» **Task requirements**:
Within the records below, find each line that holds the string "ORDER", then copy it.

○ ○ ○ ○ ○ ○ ○

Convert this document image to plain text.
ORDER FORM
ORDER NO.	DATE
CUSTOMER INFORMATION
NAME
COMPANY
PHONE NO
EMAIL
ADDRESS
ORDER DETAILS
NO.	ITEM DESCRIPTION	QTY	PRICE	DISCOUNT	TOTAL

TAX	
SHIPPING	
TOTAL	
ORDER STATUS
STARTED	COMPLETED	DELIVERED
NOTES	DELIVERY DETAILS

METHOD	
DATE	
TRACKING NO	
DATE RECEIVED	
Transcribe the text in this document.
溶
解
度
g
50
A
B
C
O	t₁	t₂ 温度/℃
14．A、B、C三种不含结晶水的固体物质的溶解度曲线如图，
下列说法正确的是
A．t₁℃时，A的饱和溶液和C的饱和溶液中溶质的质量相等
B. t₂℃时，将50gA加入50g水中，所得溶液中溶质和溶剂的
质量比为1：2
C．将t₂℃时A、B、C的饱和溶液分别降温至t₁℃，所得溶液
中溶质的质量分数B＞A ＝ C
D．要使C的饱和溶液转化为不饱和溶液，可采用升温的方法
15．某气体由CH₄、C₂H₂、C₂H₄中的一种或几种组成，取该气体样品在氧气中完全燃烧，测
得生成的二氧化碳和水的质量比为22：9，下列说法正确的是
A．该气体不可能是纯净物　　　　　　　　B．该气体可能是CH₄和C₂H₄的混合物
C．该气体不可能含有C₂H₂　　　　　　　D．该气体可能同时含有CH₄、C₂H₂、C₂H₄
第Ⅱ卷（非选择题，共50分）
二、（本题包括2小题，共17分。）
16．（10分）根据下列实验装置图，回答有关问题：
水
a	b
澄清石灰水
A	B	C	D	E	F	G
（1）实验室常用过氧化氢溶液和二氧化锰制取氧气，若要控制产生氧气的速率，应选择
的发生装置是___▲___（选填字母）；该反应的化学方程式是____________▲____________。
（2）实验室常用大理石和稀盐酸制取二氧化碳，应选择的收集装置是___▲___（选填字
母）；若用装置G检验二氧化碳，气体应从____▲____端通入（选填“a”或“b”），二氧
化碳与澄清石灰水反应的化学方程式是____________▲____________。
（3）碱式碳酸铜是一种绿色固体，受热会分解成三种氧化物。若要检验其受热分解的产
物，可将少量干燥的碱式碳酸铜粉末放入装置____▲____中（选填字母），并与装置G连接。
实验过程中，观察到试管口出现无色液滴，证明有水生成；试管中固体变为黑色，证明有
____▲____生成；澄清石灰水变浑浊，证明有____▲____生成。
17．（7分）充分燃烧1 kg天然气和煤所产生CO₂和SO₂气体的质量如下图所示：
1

○ ○ ○ ○ ○ ○ ○

» **Response to this task**:
ORDER FORM
ORDER NO.	DATE
ORDER DETAILS
ORDER STATUS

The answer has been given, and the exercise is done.